## Task
Rewrite the material from its first line through the line containing "data-point bbox=[371, 185, 377, 191]", replacing "download-icon" with "export-icon" and changing nothing else. Return only those lines.

## Spatial layout entries
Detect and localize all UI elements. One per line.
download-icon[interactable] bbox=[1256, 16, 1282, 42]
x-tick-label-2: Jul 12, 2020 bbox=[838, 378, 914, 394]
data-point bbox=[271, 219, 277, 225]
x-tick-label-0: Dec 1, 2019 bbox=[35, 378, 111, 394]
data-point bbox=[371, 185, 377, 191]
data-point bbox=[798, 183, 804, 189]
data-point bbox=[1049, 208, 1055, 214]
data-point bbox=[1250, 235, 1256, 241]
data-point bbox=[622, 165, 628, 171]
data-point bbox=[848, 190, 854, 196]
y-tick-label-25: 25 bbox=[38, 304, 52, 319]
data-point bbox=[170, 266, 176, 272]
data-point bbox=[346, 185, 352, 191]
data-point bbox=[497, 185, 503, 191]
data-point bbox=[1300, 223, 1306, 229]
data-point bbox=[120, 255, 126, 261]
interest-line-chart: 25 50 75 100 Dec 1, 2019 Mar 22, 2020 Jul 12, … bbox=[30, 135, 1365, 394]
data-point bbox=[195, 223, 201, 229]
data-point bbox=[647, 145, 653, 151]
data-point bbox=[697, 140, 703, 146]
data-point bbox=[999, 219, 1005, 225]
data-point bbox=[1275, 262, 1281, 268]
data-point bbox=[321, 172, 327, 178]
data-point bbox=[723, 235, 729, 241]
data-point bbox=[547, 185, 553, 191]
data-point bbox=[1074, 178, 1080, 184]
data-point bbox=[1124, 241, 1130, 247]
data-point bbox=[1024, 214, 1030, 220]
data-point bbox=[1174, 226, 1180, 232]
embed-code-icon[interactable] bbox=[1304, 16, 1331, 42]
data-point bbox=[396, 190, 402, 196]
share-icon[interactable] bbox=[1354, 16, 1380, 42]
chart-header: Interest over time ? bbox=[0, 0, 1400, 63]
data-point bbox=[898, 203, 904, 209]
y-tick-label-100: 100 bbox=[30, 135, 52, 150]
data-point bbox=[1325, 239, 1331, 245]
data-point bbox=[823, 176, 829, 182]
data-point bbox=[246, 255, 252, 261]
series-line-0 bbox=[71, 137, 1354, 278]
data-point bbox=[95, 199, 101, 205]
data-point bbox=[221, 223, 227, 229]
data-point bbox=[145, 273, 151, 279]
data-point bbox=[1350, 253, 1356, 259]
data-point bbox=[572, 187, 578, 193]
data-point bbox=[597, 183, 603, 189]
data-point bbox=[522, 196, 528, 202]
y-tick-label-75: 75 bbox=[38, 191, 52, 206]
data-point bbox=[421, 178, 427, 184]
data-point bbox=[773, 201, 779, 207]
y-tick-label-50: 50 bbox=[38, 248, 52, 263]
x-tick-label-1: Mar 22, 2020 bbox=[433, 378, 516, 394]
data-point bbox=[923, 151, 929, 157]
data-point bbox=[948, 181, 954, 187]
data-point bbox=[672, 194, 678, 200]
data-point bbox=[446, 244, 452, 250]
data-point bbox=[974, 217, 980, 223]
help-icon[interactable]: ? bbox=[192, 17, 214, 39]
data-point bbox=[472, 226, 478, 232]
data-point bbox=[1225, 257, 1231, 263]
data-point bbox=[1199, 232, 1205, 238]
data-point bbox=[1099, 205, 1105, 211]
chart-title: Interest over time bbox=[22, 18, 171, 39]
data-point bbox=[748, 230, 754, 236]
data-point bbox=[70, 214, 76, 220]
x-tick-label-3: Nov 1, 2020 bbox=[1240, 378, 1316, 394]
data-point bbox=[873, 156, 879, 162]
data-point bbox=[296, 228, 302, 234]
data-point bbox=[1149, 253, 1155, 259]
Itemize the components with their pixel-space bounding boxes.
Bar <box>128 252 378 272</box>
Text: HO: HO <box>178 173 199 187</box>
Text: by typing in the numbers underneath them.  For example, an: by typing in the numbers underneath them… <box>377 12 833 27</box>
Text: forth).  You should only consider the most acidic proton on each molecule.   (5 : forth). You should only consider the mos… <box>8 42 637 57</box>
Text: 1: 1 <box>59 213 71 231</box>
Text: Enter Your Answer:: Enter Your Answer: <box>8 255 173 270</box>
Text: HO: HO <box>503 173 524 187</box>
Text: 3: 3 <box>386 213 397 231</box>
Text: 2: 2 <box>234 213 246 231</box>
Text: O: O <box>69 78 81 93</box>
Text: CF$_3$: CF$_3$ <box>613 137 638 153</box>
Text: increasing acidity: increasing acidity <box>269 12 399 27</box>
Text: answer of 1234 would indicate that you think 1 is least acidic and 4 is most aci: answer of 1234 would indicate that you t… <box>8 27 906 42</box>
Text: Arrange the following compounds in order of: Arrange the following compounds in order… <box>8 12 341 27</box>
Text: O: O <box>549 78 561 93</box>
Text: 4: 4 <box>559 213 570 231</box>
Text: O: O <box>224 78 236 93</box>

## Reply
Detect and localize all UI elements. One per line.
export-icon[interactable] bbox=[1256, 16, 1282, 42]
x-tick-label-2: Jul 12, 2020 bbox=[838, 378, 914, 394]
data-point bbox=[271, 219, 277, 225]
x-tick-label-0: Dec 1, 2019 bbox=[35, 378, 111, 394]
data-point bbox=[371, 185, 377, 191]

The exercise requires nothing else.